• **Data for processing**:
"""

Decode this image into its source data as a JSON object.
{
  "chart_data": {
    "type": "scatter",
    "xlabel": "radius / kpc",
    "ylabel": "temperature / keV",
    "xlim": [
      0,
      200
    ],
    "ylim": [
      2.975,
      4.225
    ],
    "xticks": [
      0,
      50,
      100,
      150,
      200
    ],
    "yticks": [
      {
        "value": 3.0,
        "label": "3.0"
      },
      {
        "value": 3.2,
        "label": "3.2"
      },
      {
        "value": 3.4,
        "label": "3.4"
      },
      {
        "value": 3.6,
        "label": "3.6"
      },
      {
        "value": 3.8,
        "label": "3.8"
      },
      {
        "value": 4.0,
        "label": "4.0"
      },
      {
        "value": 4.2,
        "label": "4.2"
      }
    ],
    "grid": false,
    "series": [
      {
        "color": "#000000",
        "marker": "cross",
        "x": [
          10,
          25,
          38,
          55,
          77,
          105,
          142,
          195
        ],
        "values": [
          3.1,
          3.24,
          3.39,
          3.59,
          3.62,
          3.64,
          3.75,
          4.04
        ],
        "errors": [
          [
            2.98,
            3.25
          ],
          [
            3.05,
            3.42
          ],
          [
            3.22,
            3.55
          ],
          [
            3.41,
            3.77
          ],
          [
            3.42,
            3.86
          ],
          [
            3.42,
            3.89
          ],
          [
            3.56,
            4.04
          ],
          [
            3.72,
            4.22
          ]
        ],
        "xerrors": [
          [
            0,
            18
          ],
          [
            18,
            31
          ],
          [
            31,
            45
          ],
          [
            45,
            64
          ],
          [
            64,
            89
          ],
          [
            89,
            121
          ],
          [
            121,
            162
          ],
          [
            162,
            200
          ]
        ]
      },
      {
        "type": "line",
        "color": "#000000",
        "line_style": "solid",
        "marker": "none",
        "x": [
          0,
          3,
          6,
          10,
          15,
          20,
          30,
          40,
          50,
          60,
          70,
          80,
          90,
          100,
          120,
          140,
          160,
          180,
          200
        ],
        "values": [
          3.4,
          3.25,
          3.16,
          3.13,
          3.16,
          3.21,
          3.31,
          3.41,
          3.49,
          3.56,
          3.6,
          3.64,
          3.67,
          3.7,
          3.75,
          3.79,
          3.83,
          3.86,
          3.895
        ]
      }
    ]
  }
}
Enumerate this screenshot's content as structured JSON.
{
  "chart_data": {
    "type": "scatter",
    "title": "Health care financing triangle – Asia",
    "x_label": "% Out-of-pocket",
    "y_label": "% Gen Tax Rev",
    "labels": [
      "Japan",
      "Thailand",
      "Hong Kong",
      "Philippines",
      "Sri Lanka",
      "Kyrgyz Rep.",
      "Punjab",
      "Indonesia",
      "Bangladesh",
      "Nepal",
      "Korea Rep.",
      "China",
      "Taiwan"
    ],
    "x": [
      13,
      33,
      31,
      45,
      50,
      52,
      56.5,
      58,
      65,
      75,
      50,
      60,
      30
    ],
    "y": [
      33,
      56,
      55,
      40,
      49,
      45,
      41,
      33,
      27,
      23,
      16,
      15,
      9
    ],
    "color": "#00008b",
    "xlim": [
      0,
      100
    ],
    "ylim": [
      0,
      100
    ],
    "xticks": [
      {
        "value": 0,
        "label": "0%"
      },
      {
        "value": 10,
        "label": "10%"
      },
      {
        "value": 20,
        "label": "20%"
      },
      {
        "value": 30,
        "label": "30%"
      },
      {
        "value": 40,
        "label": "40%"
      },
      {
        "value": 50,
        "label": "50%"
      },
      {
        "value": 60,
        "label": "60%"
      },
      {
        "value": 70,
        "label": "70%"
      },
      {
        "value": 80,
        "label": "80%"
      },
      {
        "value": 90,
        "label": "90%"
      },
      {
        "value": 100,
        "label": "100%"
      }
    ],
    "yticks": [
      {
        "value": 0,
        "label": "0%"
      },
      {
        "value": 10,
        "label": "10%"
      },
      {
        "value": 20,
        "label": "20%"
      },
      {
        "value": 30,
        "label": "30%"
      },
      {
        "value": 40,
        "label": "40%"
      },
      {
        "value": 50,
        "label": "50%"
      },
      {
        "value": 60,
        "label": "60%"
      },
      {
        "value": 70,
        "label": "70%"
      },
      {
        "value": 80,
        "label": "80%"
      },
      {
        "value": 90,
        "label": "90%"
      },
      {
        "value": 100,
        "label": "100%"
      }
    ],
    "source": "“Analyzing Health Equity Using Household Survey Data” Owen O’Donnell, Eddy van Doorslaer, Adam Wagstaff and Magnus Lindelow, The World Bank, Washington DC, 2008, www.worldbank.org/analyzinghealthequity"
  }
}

"""

• **Stated exercise**:
Reproduce the entries above in full by retyping them exactly.

• **Solution for this problem**:
Decode this image into its source data as a JSON object.
{
  "chart_data": {
    "type": "scatter",
    "xlabel": "radius / kpc",
    "ylabel": "temperature / keV",
    "xlim": [
      0,
      200
    ],
    "ylim": [
      2.975,
      4.225
    ],
    "xticks": [
      0,
      50,
      100,
      150,
      200
    ],
    "yticks": [
      {
        "value": 3.0,
        "label": "3.0"
      },
      {
        "value": 3.2,
        "label": "3.2"
      },
      {
        "value": 3.4,
        "label": "3.4"
      },
      {
        "value": 3.6,
        "label": "3.6"
      },
      {
        "value": 3.8,
        "label": "3.8"
      },
      {
        "value": 4.0,
        "label": "4.0"
      },
      {
        "value": 4.2,
        "label": "4.2"
      }
    ],
    "grid": false,
    "series": [
      {
        "color": "#000000",
        "marker": "cross",
        "x": [
          10,
          25,
          38,
          55,
          77,
          105,
          142,
          195
        ],
        "values": [
          3.1,
          3.24,
          3.39,
          3.59,
          3.62,
          3.64,
          3.75,
          4.04
        ],
        "errors": [
          [
            2.98,
            3.25
          ],
          [
            3.05,
            3.42
          ],
          [
            3.22,
            3.55
          ],
          [
            3.41,
            3.77
          ],
          [
            3.42,
            3.86
          ],
          [
            3.42,
            3.89
          ],
          [
            3.56,
            4.04
          ],
          [
            3.72,
            4.22
          ]
        ],
        "xerrors": [
          [
            0,
            18
          ],
          [
            18,
            31
          ],
          [
            31,
            45
          ],
          [
            45,
            64
          ],
          [
            64,
            89
          ],
          [
            89,
            121
          ],
          [
            121,
            162
          ],
          [
            162,
            200
          ]
        ]
      },
      {
        "type": "line",
        "color": "#000000",
        "line_style": "solid",
        "marker": "none",
        "x": [
          0,
          3,
          6,
          10,
          15,
          20,
          30,
          40,
          50,
          60,
          70,
          80,
          90,
          100,
          120,
          140,
          160,
          180,
          200
        ],
        "values": [
          3.4,
          3.25,
          3.16,
          3.13,
          3.16,
          3.21,
          3.31,
          3.41,
          3.49,
          3.56,
          3.6,
          3.64,
          3.67,
          3.7,
          3.75,
          3.79,
          3.83,
          3.86,
          3.895
        ]
      }
    ]
  }
}
Enumerate this screenshot's content as structured JSON.
{
  "chart_data": {
    "type": "scatter",
    "title": "Health care financing triangle – Asia",
    "x_label": "% Out-of-pocket",
    "y_label": "% Gen Tax Rev",
    "labels": [
      "Japan",
      "Thailand",
      "Hong Kong",
      "Philippines",
      "Sri Lanka",
      "Kyrgyz Rep.",
      "Punjab",
      "Indonesia",
      "Bangladesh",
      "Nepal",
      "Korea Rep.",
      "China",
      "Taiwan"
    ],
    "x": [
      13,
      33,
      31,
      45,
      50,
      52,
      56.5,
      58,
      65,
      75,
      50,
      60,
      30
    ],
    "y": [
      33,
      56,
      55,
      40,
      49,
      45,
      41,
      33,
      27,
      23,
      16,
      15,
      9
    ],
    "color": "#00008b",
    "xlim": [
      0,
      100
    ],
    "ylim": [
      0,
      100
    ],
    "xticks": [
      {
        "value": 0,
        "label": "0%"
      },
      {
        "value": 10,
        "label": "10%"
      },
      {
        "value": 20,
        "label": "20%"
      },
      {
        "value": 30,
        "label": "30%"
      },
      {
        "value": 40,
        "label": "40%"
      },
      {
        "value": 50,
        "label": "50%"
      },
      {
        "value": 60,
        "label": "60%"
      },
      {
        "value": 70,
        "label": "70%"
      },
      {
        "value": 80,
        "label": "80%"
      },
      {
        "value": 90,
        "label": "90%"
      },
      {
        "value": 100,
        "label": "100%"
      }
    ],
    "yticks": [
      {
        "value": 0,
        "label": "0%"
      },
      {
        "value": 10,
        "label": "10%"
      },
      {
        "value": 20,
        "label": "20%"
      },
      {
        "value": 30,
        "label": "30%"
      },
      {
        "value": 40,
        "label": "40%"
      },
      {
        "value": 50,
        "label": "50%"
      },
      {
        "value": 60,
        "label": "60%"
      },
      {
        "value": 70,
        "label": "70%"
      },
      {
        "value": 80,
        "label": "80%"
      },
      {
        "value": 90,
        "label": "90%"
      },
      {
        "value": 100,
        "label": "100%"
      }
    ],
    "source": "“Analyzing Health Equity Using Household Survey Data” Owen O’Donnell, Eddy van Doorslaer, Adam Wagstaff and Magnus Lindelow, The World Bank, Washington DC, 2008, www.worldbank.org/analyzinghealthequity"
  }
}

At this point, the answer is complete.